■ **Written request**: Work out how many lines hold "name". Give the number and nothing else.

■ **Dataset records**:
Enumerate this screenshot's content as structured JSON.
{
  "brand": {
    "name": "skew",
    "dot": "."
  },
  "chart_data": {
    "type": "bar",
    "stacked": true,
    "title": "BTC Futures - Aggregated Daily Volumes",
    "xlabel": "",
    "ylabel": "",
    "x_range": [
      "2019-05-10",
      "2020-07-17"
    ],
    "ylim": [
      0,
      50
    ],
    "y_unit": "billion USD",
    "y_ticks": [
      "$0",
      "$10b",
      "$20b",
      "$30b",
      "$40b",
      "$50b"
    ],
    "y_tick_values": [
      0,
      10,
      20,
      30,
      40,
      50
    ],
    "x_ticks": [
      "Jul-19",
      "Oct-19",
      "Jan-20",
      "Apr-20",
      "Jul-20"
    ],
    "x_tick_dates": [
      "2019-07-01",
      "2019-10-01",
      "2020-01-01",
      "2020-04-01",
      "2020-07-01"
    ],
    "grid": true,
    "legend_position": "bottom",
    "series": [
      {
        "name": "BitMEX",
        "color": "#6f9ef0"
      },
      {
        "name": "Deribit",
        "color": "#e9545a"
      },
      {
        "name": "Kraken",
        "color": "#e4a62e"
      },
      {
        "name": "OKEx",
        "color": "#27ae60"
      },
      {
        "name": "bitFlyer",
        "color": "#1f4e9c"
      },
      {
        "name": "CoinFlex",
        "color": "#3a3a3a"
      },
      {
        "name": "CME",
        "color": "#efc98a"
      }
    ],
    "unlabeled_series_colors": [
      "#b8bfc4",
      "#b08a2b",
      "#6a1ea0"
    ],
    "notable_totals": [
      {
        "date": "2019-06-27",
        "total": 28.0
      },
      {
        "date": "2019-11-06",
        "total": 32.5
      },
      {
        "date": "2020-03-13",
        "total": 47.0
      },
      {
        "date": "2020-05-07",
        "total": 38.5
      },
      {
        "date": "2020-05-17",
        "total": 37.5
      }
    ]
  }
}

■ **Final result**: 8